● Stated goal:
Among these lines, how many include "byla"? Answer only with the number.

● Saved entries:
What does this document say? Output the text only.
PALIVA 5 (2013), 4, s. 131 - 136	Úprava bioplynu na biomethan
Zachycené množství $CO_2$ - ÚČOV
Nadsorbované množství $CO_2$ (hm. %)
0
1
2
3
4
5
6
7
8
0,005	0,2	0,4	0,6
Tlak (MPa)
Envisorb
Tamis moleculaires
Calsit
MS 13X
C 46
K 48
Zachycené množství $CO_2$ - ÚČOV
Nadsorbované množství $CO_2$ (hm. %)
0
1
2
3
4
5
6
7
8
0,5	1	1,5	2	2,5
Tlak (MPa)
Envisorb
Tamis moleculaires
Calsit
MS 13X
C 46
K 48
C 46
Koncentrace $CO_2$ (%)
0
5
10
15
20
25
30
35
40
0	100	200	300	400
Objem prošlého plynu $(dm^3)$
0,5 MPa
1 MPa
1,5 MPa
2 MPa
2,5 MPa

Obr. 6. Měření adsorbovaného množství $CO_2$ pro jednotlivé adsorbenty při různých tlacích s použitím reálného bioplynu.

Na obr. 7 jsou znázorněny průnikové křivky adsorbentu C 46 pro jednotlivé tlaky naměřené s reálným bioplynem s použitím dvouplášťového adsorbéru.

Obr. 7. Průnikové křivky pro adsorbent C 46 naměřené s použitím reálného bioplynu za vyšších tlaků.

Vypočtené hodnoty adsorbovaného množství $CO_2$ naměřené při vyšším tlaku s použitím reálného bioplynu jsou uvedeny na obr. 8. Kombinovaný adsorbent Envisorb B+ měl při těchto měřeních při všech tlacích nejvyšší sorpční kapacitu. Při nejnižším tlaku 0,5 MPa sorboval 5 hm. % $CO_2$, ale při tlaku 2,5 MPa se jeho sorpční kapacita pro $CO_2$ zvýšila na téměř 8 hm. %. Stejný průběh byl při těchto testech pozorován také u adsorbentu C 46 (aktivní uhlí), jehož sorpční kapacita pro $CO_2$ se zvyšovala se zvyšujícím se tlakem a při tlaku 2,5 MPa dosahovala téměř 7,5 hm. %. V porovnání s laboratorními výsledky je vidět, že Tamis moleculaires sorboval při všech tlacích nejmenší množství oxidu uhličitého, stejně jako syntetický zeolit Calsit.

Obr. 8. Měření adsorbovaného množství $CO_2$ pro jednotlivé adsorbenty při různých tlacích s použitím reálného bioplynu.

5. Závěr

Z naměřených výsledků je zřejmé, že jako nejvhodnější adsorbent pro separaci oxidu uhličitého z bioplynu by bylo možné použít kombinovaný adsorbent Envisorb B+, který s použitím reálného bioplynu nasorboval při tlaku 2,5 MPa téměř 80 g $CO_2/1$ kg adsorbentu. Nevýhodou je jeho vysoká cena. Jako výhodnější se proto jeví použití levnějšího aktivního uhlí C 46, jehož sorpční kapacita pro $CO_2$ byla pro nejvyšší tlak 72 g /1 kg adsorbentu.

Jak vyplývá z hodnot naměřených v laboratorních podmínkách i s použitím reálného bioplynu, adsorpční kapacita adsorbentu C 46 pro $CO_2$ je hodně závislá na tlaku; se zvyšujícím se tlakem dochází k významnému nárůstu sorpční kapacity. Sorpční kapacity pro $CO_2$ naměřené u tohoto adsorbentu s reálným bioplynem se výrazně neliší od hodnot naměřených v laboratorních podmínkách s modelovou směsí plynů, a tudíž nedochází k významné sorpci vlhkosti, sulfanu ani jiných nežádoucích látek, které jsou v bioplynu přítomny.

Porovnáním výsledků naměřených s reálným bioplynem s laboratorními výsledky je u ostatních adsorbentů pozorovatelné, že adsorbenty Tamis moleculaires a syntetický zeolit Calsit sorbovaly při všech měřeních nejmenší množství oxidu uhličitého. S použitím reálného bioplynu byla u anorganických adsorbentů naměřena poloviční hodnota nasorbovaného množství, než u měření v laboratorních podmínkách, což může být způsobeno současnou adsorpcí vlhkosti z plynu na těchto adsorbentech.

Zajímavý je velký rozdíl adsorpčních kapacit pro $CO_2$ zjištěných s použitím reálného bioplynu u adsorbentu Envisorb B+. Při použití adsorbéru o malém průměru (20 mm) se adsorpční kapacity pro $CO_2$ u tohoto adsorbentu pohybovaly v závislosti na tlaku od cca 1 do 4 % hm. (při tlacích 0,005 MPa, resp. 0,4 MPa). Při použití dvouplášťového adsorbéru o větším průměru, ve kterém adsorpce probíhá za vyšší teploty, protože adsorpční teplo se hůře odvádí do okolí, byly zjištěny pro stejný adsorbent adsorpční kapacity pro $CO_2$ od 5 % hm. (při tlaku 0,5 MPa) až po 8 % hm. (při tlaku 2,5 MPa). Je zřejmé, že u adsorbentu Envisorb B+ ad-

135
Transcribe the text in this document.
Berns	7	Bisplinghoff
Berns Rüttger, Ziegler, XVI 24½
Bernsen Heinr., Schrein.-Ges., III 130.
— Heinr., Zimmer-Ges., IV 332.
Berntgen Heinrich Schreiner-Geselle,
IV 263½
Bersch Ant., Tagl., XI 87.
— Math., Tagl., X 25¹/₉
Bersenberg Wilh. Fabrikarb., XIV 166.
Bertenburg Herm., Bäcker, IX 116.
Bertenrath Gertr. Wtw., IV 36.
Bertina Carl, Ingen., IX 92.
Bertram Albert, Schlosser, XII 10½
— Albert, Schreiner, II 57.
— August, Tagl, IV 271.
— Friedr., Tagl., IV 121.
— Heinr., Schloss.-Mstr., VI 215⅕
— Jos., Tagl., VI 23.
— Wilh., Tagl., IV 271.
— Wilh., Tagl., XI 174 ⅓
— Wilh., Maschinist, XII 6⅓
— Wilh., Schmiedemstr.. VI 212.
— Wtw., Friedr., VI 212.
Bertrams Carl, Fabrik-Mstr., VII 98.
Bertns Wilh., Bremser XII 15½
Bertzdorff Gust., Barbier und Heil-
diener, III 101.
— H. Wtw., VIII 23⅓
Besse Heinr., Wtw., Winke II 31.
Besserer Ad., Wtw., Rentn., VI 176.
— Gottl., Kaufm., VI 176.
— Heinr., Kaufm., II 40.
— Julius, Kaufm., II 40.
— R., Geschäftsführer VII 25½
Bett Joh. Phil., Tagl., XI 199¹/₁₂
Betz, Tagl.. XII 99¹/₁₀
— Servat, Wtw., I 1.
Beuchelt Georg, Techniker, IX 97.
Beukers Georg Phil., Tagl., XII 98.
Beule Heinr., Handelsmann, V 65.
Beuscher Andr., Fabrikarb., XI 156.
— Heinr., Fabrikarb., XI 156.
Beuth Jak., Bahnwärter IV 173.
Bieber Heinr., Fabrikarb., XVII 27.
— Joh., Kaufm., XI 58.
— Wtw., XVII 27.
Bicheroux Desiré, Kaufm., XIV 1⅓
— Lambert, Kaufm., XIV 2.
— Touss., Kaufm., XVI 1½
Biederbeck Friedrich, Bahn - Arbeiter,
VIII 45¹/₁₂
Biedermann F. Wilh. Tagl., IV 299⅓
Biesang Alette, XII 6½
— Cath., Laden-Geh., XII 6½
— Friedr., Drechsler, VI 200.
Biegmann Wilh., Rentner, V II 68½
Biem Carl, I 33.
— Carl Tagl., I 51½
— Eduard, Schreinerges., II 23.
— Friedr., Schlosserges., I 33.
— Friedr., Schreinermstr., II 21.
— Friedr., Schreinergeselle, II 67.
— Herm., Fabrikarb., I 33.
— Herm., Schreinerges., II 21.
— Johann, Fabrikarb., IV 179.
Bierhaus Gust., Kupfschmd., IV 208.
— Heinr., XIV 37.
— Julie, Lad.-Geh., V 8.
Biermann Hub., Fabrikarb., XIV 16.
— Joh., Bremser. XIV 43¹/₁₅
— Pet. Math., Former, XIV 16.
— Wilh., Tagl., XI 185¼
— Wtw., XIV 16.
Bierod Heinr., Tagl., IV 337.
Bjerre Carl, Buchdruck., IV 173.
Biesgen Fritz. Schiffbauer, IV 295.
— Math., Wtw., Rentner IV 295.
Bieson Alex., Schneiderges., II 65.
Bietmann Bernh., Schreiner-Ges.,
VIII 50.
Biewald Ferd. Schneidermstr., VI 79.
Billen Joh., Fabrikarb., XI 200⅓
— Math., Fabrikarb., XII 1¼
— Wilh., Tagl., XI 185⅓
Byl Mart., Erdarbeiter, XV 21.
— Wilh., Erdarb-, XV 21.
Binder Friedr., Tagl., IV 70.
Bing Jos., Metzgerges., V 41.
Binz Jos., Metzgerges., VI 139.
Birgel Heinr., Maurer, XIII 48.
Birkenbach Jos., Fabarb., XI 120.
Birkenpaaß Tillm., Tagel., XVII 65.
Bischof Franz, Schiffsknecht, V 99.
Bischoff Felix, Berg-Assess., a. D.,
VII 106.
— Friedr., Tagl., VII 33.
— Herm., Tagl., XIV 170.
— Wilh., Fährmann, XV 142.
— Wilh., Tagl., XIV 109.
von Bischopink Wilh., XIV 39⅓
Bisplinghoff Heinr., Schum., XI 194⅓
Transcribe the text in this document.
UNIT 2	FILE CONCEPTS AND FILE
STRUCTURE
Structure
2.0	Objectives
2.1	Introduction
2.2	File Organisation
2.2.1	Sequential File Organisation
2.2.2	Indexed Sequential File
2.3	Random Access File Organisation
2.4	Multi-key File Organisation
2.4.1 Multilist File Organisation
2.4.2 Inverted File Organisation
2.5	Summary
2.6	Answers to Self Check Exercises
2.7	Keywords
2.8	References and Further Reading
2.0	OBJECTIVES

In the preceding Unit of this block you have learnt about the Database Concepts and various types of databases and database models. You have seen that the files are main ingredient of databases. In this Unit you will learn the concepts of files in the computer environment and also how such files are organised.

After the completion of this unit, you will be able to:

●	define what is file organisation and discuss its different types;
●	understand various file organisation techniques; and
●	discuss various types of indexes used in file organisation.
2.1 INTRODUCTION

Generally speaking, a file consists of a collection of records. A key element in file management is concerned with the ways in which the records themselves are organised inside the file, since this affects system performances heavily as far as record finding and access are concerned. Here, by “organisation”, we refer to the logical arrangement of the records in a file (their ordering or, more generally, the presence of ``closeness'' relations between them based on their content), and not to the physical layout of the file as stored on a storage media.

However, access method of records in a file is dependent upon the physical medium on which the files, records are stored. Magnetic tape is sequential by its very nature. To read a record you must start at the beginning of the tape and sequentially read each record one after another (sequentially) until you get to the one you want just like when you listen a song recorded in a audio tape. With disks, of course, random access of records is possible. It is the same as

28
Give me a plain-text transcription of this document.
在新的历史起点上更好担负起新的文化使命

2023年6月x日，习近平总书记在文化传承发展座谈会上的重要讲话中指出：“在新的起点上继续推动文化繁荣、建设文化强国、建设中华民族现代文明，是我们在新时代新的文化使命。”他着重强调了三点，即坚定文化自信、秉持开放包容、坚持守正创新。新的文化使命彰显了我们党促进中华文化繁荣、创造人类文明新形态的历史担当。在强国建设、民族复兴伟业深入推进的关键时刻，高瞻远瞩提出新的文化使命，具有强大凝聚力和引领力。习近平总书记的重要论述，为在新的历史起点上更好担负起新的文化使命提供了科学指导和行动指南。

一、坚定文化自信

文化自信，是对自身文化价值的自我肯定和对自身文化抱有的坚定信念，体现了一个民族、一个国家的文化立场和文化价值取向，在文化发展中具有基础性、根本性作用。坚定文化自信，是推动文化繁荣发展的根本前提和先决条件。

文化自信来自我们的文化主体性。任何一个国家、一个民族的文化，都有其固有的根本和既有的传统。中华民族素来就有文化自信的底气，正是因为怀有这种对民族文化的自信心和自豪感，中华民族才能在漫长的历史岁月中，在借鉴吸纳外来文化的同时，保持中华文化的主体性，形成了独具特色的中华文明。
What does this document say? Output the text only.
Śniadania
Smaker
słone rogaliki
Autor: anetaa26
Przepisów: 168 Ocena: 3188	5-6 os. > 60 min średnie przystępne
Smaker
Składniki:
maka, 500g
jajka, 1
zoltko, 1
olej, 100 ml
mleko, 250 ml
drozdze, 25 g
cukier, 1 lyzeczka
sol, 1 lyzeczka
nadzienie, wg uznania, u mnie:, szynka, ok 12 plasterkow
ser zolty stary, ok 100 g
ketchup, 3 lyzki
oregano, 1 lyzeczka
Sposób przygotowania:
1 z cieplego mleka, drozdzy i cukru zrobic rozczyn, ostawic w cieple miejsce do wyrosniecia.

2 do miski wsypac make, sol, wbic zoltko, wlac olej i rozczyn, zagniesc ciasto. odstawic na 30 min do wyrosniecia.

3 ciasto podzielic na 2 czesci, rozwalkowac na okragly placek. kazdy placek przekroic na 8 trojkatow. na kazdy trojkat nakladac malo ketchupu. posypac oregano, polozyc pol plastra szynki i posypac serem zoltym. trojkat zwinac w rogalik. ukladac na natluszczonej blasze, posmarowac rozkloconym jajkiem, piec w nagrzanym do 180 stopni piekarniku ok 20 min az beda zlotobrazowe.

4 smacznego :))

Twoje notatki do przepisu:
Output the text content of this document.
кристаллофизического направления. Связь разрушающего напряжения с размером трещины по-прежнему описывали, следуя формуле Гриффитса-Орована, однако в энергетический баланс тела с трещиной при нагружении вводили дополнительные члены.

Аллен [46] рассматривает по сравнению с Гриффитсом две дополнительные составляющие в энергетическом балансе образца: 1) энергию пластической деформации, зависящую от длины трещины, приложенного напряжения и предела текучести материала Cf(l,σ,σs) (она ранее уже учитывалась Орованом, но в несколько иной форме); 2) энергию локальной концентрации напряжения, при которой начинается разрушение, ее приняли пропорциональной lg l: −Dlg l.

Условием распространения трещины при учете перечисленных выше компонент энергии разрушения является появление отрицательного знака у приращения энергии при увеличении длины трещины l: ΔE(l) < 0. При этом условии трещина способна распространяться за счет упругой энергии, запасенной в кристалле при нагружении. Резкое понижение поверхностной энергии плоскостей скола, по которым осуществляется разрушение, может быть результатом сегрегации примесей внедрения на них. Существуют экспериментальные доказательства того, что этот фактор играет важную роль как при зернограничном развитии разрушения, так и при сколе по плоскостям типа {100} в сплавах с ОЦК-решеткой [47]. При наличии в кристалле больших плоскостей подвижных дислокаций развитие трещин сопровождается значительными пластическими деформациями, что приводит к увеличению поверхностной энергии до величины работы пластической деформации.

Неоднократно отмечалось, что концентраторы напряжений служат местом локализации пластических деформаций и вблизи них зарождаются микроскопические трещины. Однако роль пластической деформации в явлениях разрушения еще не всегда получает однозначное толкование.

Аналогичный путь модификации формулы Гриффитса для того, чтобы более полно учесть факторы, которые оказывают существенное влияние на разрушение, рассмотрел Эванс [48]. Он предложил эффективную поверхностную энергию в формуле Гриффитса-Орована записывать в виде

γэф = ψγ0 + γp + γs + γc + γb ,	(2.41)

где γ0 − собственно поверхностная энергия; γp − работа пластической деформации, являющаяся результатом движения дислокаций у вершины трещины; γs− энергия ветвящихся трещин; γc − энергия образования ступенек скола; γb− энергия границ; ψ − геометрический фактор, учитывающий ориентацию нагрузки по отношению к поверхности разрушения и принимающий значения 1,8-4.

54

● In response:
2